# [Dataset extract]
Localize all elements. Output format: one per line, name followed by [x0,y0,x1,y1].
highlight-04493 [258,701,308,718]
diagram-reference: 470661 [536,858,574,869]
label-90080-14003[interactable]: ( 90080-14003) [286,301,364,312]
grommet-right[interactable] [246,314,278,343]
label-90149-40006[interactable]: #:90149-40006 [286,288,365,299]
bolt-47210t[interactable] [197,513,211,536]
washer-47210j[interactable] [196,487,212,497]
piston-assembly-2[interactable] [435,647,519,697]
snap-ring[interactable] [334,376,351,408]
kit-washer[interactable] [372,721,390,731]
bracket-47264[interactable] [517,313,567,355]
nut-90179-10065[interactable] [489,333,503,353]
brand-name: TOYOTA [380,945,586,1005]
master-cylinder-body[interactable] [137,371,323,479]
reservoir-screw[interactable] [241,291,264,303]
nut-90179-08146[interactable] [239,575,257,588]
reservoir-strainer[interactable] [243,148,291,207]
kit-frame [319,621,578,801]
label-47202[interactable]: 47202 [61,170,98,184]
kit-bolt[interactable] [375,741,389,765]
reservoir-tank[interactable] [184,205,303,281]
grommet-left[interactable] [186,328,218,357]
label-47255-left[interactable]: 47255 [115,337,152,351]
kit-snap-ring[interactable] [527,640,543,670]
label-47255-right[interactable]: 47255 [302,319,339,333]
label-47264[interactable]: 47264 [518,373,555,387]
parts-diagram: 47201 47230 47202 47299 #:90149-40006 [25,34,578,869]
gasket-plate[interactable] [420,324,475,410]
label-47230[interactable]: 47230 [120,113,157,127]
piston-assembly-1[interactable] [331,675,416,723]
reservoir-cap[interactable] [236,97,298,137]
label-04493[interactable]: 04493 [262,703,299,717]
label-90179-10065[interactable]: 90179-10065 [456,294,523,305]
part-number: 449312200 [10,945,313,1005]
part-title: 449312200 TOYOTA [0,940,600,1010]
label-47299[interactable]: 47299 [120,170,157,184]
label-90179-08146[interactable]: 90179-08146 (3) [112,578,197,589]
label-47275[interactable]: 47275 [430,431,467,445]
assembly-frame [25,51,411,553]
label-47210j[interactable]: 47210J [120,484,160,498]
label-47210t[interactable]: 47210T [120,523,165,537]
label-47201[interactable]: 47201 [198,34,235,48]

# [Problem to solve]
From the entries above, extract every line from the first one through the line containing "kit-washer[interactable] [372,721,390,731]", including both, and reproduce each one character for character.

# [Solution to this exercise]
Localize all elements. Output format: one per line, name followed by [x0,y0,x1,y1].
highlight-04493 [258,701,308,718]
diagram-reference: 470661 [536,858,574,869]
label-90080-14003[interactable]: ( 90080-14003) [286,301,364,312]
grommet-right[interactable] [246,314,278,343]
label-90149-40006[interactable]: #:90149-40006 [286,288,365,299]
bolt-47210t[interactable] [197,513,211,536]
washer-47210j[interactable] [196,487,212,497]
piston-assembly-2[interactable] [435,647,519,697]
snap-ring[interactable] [334,376,351,408]
kit-washer[interactable] [372,721,390,731]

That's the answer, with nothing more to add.